**** DATASET EXTRACT ****

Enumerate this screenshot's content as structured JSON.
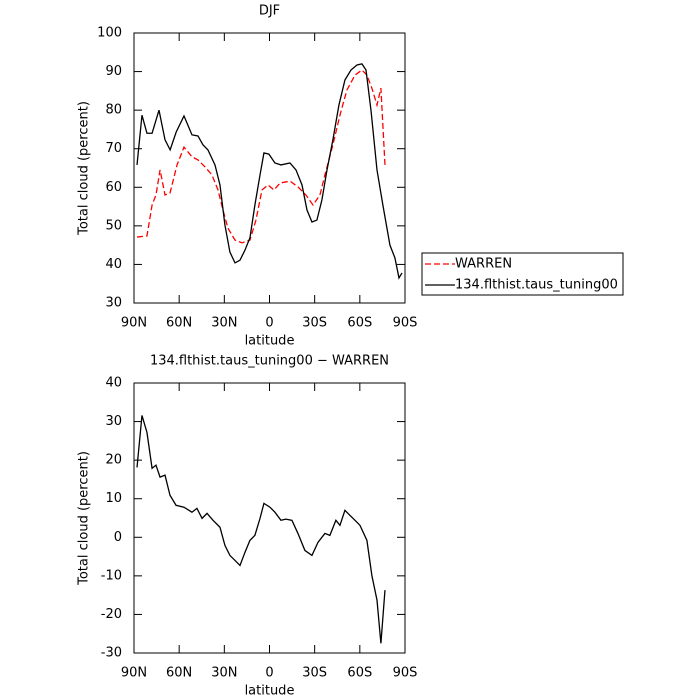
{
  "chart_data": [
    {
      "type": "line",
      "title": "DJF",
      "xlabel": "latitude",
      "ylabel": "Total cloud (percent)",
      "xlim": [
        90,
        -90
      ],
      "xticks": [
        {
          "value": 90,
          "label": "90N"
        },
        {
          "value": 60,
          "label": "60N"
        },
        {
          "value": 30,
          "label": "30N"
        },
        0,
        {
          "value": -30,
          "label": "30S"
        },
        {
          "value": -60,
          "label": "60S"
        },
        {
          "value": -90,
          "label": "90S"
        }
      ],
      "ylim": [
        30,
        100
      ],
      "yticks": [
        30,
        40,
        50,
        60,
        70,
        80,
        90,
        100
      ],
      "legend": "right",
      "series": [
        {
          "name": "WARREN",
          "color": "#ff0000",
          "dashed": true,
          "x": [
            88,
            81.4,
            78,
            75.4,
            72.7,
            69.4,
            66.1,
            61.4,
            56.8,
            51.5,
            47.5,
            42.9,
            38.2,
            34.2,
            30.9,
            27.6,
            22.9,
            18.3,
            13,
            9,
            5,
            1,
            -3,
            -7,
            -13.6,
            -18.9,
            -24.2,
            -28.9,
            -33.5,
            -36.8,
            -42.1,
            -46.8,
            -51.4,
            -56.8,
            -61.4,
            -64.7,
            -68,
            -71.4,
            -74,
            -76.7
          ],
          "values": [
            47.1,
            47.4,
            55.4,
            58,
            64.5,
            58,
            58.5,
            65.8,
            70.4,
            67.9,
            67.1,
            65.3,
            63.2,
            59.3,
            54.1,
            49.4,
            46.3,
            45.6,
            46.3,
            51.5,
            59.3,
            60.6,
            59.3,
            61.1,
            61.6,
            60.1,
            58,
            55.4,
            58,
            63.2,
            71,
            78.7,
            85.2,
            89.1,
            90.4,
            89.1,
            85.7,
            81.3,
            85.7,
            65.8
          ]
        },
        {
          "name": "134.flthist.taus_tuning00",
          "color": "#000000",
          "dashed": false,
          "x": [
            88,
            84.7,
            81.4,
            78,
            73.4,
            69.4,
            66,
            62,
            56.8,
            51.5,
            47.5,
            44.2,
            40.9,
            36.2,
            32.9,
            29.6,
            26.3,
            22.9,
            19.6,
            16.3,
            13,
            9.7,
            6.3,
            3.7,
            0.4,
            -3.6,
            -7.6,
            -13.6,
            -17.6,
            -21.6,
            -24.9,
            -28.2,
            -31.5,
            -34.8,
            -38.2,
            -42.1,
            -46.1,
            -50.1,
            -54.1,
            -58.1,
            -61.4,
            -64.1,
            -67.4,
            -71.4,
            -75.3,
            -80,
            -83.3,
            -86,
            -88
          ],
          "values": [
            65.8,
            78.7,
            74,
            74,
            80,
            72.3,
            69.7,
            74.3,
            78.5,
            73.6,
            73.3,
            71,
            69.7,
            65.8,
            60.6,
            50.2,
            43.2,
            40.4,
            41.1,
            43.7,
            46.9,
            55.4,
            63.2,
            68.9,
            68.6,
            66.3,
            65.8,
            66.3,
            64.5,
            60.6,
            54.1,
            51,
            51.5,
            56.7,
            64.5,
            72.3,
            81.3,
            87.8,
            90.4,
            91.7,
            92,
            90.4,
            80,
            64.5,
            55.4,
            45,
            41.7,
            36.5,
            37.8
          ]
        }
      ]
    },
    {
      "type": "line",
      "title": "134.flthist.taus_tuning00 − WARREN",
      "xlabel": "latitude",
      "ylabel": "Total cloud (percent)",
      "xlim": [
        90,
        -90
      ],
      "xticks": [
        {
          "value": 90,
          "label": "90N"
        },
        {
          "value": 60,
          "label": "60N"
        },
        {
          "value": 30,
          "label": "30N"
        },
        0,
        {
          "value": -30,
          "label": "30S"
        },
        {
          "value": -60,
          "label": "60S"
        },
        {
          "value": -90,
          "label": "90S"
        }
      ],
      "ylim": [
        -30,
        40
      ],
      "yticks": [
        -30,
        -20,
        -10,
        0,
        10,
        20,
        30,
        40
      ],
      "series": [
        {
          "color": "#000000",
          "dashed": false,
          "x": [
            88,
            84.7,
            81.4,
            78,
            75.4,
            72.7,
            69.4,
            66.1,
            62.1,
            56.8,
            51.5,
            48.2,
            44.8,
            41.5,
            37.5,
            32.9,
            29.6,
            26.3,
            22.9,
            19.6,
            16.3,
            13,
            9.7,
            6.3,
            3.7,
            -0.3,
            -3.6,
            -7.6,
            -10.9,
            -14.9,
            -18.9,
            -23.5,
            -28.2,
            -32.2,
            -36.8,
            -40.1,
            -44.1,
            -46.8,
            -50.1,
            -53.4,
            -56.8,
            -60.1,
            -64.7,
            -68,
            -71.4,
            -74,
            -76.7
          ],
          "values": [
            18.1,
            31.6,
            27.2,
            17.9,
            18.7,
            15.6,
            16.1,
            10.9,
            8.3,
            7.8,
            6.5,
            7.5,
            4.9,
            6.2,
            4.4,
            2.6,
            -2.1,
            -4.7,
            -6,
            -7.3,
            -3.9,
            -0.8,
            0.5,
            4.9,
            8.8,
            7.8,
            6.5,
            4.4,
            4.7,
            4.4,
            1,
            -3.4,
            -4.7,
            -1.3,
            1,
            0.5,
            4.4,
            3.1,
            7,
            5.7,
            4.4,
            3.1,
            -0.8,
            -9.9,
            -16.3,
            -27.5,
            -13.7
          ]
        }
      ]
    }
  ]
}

****

STATED EXERCISE: Reproduce every entry exactly, but omit each picture.

REPLY TO THE TASK:
Enumerate this screenshot's content as structured JSON.
{
  "chart_data": [
    {
      "type": "line",
      "title": "DJF",
      "xlabel": "latitude",
      "ylabel": "Total cloud (percent)",
      "xlim": [
        90,
        -90
      ],
      "xticks": [
        {
          "value": 90,
          "label": "90N"
        },
        {
          "value": 60,
          "label": "60N"
        },
        {
          "value": 30,
          "label": "30N"
        },
        0,
        {
          "value": -30,
          "label": "30S"
        },
        {
          "value": -60,
          "label": "60S"
        },
        {
          "value": -90,
          "label": "90S"
        }
      ],
      "ylim": [
        30,
        100
      ],
      "yticks": [
        30,
        40,
        50,
        60,
        70,
        80,
        90,
        100
      ],
      "legend": "right",
      "series": [
        {
          "name": "WARREN",
          "color": "#ff0000",
          "dashed": true,
          "x": [
            88,
            81.4,
            78,
            75.4,
            72.7,
            69.4,
            66.1,
            61.4,
            56.8,
            51.5,
            47.5,
            42.9,
            38.2,
            34.2,
            30.9,
            27.6,
            22.9,
            18.3,
            13,
            9,
            5,
            1,
            -3,
            -7,
            -13.6,
            -18.9,
            -24.2,
            -28.9,
            -33.5,
            -36.8,
            -42.1,
            -46.8,
            -51.4,
            -56.8,
            -61.4,
            -64.7,
            -68,
            -71.4,
            -74,
            -76.7
          ],
          "values": [
            47.1,
            47.4,
            55.4,
            58,
            64.5,
            58,
            58.5,
            65.8,
            70.4,
            67.9,
            67.1,
            65.3,
            63.2,
            59.3,
            54.1,
            49.4,
            46.3,
            45.6,
            46.3,
            51.5,
            59.3,
            60.6,
            59.3,
            61.1,
            61.6,
            60.1,
            58,
            55.4,
            58,
            63.2,
            71,
            78.7,
            85.2,
            89.1,
            90.4,
            89.1,
            85.7,
            81.3,
            85.7,
            65.8
          ]
        },
        {
          "name": "134.flthist.taus_tuning00",
          "color": "#000000",
          "dashed": false,
          "x": [
            88,
            84.7,
            81.4,
            78,
            73.4,
            69.4,
            66,
            62,
            56.8,
            51.5,
            47.5,
            44.2,
            40.9,
            36.2,
            32.9,
            29.6,
            26.3,
            22.9,
            19.6,
            16.3,
            13,
            9.7,
            6.3,
            3.7,
            0.4,
            -3.6,
            -7.6,
            -13.6,
            -17.6,
            -21.6,
            -24.9,
            -28.2,
            -31.5,
            -34.8,
            -38.2,
            -42.1,
            -46.1,
            -50.1,
            -54.1,
            -58.1,
            -61.4,
            -64.1,
            -67.4,
            -71.4,
            -75.3,
            -80,
            -83.3,
            -86,
            -88
          ],
          "values": [
            65.8,
            78.7,
            74,
            74,
            80,
            72.3,
            69.7,
            74.3,
            78.5,
            73.6,
            73.3,
            71,
            69.7,
            65.8,
            60.6,
            50.2,
            43.2,
            40.4,
            41.1,
            43.7,
            46.9,
            55.4,
            63.2,
            68.9,
            68.6,
            66.3,
            65.8,
            66.3,
            64.5,
            60.6,
            54.1,
            51,
            51.5,
            56.7,
            64.5,
            72.3,
            81.3,
            87.8,
            90.4,
            91.7,
            92,
            90.4,
            80,
            64.5,
            55.4,
            45,
            41.7,
            36.5,
            37.8
          ]
        }
      ]
    },
    {
      "type": "line",
      "title": "134.flthist.taus_tuning00 − WARREN",
      "xlabel": "latitude",
      "ylabel": "Total cloud (percent)",
      "xlim": [
        90,
        -90
      ],
      "xticks": [
        {
          "value": 90,
          "label": "90N"
        },
        {
          "value": 60,
          "label": "60N"
        },
        {
          "value": 30,
          "label": "30N"
        },
        0,
        {
          "value": -30,
          "label": "30S"
        },
        {
          "value": -60,
          "label": "60S"
        },
        {
          "value": -90,
          "label": "90S"
        }
      ],
      "ylim": [
        -30,
        40
      ],
      "yticks": [
        -30,
        -20,
        -10,
        0,
        10,
        20,
        30,
        40
      ],
      "series": [
        {
          "color": "#000000",
          "dashed": false,
          "x": [
            88,
            84.7,
            81.4,
            78,
            75.4,
            72.7,
            69.4,
            66.1,
            62.1,
            56.8,
            51.5,
            48.2,
            44.8,
            41.5,
            37.5,
            32.9,
            29.6,
            26.3,
            22.9,
            19.6,
            16.3,
            13,
            9.7,
            6.3,
            3.7,
            -0.3,
            -3.6,
            -7.6,
            -10.9,
            -14.9,
            -18.9,
            -23.5,
            -28.2,
            -32.2,
            -36.8,
            -40.1,
            -44.1,
            -46.8,
            -50.1,
            -53.4,
            -56.8,
            -60.1,
            -64.7,
            -68,
            -71.4,
            -74,
            -76.7
          ],
          "values": [
            18.1,
            31.6,
            27.2,
            17.9,
            18.7,
            15.6,
            16.1,
            10.9,
            8.3,
            7.8,
            6.5,
            7.5,
            4.9,
            6.2,
            4.4,
            2.6,
            -2.1,
            -4.7,
            -6,
            -7.3,
            -3.9,
            -0.8,
            0.5,
            4.9,
            8.8,
            7.8,
            6.5,
            4.4,
            4.7,
            4.4,
            1,
            -3.4,
            -4.7,
            -1.3,
            1,
            0.5,
            4.4,
            3.1,
            7,
            5.7,
            4.4,
            3.1,
            -0.8,
            -9.9,
            -16.3,
            -27.5,
            -13.7
          ]
        }
      ]
    }
  ]
}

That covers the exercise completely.